Look through the lines below and extract each one that contains "Speed".

____ Data for the task

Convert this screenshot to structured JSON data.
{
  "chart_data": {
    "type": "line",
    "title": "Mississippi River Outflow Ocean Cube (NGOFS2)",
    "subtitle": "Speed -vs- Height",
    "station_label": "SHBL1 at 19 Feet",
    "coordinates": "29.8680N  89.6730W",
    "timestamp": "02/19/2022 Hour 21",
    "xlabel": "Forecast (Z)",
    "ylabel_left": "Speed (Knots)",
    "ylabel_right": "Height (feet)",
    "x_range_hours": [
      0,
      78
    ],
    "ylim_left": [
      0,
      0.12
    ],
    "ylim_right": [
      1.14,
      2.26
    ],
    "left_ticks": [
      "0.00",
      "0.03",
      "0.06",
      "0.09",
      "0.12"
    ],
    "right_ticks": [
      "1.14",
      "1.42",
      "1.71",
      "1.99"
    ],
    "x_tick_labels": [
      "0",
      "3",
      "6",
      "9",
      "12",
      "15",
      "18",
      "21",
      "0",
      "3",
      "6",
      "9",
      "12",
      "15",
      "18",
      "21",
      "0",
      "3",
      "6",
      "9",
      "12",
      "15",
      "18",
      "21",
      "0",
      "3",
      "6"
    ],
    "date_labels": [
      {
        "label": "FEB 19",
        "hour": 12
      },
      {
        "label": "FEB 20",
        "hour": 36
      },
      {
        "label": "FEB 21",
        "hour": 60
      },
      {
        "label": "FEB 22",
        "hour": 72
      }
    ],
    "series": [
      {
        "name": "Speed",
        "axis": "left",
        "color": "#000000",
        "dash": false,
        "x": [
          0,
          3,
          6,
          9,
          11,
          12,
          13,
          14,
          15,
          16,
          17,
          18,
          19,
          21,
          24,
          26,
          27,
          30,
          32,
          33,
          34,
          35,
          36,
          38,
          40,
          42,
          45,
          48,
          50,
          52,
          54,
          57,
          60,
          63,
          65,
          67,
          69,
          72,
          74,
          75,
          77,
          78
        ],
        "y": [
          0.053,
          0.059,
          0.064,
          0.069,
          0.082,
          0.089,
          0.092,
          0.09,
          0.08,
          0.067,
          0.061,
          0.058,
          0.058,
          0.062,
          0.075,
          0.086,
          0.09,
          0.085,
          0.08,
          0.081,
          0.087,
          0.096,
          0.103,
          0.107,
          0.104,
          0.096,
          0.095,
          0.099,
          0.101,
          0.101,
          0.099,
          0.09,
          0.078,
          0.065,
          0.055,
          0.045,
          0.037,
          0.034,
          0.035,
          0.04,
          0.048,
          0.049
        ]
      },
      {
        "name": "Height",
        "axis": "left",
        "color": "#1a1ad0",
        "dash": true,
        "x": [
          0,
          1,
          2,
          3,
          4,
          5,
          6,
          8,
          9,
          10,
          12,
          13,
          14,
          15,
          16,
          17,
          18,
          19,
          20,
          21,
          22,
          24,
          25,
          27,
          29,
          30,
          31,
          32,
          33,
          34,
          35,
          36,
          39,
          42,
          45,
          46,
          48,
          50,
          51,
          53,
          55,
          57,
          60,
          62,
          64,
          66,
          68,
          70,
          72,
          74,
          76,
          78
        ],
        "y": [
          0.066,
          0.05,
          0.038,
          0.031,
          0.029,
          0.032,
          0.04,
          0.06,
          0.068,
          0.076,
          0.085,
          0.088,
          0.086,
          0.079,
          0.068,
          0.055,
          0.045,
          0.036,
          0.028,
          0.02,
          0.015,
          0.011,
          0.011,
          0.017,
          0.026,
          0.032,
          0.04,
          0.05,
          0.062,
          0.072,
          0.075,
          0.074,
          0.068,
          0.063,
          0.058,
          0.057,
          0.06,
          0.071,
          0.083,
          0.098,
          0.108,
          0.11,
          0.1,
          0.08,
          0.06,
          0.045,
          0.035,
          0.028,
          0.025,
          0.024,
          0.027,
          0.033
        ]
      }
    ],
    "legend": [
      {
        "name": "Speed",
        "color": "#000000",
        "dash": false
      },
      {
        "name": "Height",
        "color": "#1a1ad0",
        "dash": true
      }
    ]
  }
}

________

Solution to this problem>
    "subtitle": "Speed -vs- Height",
    "ylabel_left": "Speed (Knots)",
        "name": "Speed",
        "name": "Speed",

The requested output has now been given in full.